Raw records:
-- Start --

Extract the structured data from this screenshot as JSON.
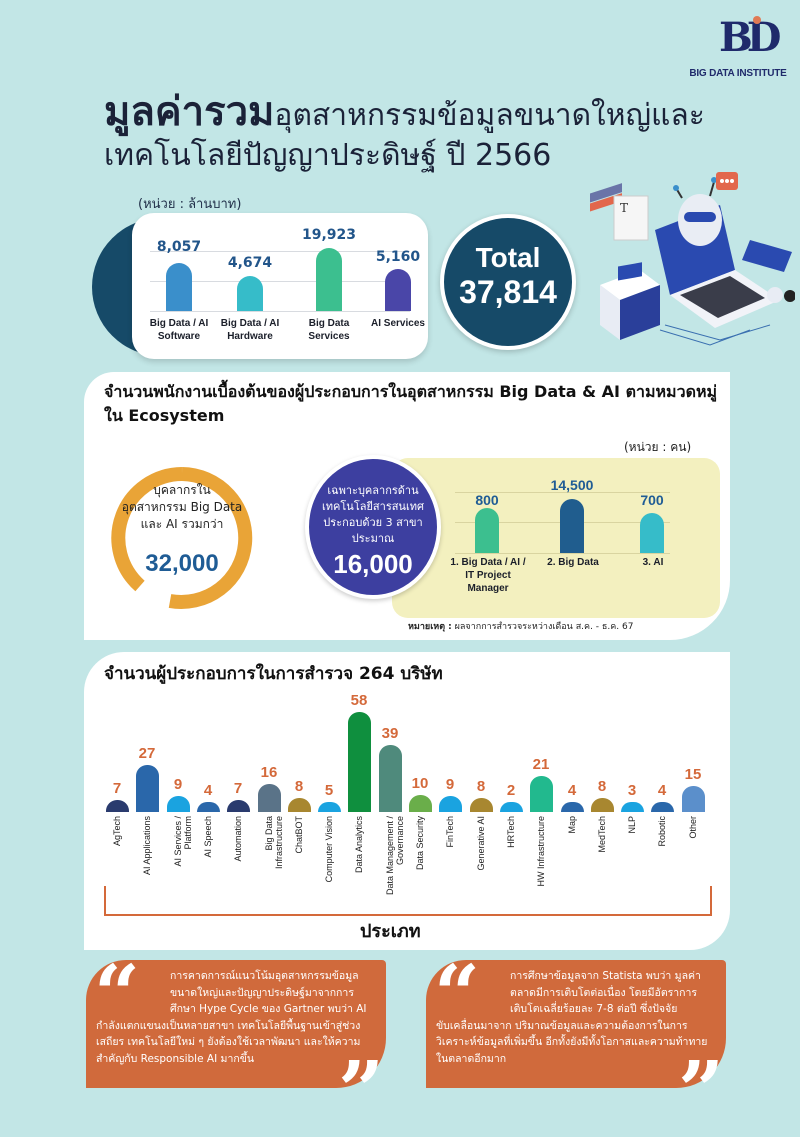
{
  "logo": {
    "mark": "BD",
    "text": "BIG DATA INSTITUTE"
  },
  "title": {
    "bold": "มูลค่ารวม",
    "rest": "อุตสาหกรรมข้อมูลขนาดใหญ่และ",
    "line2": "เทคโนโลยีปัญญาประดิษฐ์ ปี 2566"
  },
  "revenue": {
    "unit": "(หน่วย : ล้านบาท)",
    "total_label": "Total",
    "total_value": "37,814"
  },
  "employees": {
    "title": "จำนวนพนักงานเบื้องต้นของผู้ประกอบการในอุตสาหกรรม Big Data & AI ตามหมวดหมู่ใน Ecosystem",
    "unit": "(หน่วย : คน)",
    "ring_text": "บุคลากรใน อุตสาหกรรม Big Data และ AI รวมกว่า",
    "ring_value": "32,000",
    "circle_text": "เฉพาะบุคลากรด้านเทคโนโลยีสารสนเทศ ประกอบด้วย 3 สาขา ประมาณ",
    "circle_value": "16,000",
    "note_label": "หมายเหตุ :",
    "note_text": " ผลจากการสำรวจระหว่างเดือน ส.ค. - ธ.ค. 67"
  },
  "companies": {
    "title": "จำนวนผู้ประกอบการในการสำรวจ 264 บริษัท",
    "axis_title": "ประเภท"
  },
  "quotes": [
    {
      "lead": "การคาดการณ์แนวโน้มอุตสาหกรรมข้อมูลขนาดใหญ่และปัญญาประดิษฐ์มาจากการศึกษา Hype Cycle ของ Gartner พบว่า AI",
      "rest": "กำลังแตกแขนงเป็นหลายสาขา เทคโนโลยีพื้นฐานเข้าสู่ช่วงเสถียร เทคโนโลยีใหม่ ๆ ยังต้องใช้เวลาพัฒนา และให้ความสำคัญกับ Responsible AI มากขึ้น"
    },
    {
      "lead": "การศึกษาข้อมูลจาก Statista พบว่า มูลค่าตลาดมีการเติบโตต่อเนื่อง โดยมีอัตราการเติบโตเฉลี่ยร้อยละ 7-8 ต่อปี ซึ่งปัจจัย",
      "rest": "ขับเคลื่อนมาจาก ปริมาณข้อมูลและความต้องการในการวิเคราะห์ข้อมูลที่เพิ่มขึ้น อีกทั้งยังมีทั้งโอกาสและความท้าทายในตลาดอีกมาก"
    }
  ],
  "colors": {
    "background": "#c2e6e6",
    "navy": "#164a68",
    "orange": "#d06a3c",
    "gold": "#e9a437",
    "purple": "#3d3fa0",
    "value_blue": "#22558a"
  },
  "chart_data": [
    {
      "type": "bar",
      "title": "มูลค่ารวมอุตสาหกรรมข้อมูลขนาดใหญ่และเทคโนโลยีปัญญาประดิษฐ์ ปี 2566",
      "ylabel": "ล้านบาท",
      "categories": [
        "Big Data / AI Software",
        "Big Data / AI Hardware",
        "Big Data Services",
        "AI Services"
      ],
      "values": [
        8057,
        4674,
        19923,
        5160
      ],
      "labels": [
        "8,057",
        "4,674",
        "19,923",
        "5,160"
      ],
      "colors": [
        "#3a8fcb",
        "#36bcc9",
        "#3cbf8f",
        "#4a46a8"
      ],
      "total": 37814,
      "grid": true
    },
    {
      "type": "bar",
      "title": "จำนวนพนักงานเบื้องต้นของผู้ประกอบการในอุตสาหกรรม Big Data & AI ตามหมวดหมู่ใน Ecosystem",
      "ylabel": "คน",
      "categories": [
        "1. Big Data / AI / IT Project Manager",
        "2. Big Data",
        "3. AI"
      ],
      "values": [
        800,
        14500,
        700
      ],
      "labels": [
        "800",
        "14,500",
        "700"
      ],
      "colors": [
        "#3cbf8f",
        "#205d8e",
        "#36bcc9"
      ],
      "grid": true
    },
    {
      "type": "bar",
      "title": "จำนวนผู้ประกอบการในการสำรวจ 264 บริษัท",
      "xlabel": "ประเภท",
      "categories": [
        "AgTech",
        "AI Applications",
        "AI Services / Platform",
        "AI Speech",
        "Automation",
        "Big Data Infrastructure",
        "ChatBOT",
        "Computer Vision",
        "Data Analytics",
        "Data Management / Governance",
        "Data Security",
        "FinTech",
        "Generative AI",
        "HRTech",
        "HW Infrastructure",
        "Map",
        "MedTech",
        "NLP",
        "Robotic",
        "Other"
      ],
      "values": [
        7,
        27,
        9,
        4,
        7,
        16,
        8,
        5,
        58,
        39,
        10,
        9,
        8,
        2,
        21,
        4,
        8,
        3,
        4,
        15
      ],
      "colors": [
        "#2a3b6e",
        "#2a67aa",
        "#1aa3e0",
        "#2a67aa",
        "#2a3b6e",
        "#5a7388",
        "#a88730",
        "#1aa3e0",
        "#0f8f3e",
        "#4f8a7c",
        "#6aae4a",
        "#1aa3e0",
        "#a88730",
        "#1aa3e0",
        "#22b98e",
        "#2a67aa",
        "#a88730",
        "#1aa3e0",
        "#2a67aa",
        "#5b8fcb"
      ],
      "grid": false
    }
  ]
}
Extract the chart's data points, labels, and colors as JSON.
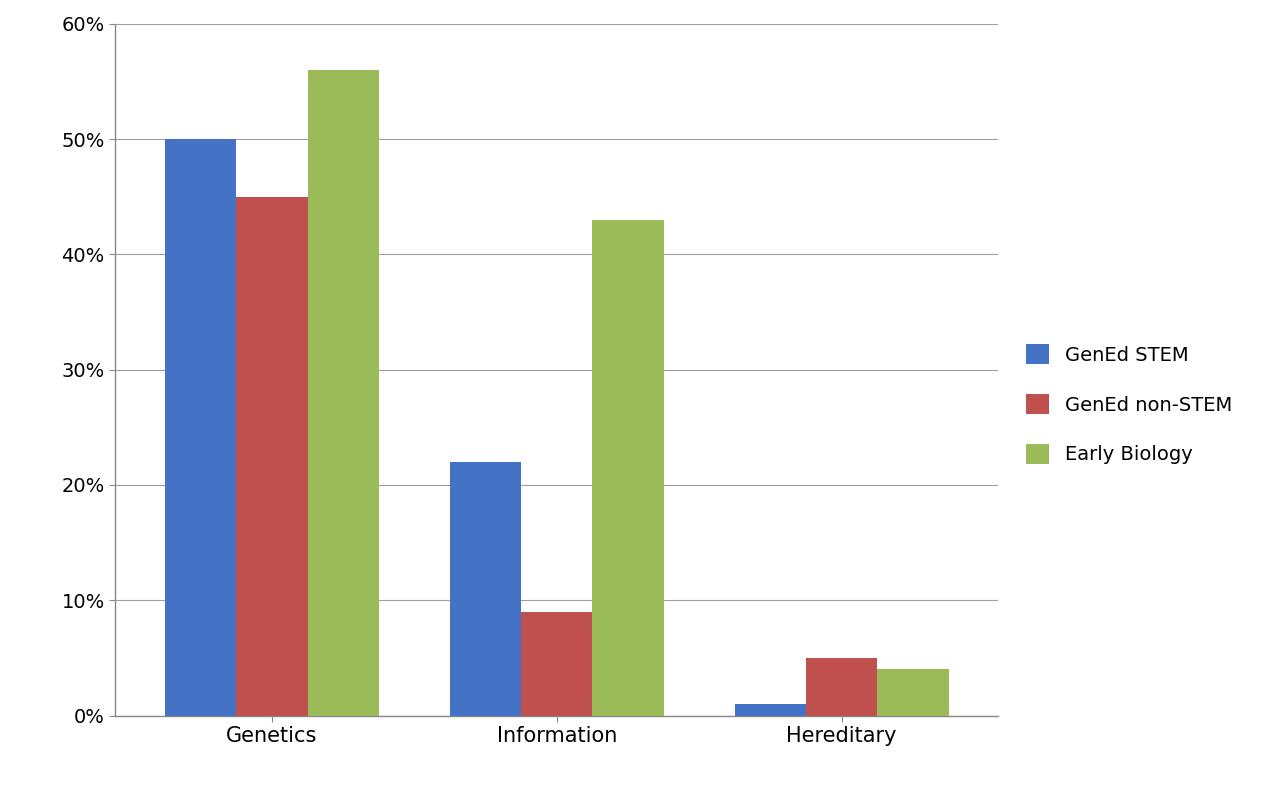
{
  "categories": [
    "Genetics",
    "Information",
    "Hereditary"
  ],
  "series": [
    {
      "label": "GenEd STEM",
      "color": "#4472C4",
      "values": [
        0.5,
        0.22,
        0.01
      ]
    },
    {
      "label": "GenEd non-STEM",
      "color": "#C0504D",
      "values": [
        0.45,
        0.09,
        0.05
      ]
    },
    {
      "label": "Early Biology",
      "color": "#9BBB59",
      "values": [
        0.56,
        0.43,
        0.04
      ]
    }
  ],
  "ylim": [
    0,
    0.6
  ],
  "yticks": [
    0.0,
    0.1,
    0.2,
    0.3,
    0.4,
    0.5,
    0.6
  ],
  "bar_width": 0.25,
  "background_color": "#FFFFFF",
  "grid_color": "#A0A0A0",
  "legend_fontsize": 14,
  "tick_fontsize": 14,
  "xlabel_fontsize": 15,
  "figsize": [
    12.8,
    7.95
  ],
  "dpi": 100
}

-- End --

Brief:
Check each line above for the string "lead" and show the ones that have it.

Answer to the exercise:
      "lead": "การคาดการณ์แนวโน้มอุตสาหกรรมข้อมูลขนาดใหญ่และปัญญาประดิษฐ์มาจากการศึกษา Hype Cycle ของ Gartner พบว่า AI",
      "lead": "การศึกษาข้อมูลจาก Statista พบว่า มูลค่าตลาดมีการเติบโตต่อเนื่อง โดยมีอัตราการเติบโตเฉลี่ยร้อยละ 7-8 ต่อปี ซึ่งปัจจัย",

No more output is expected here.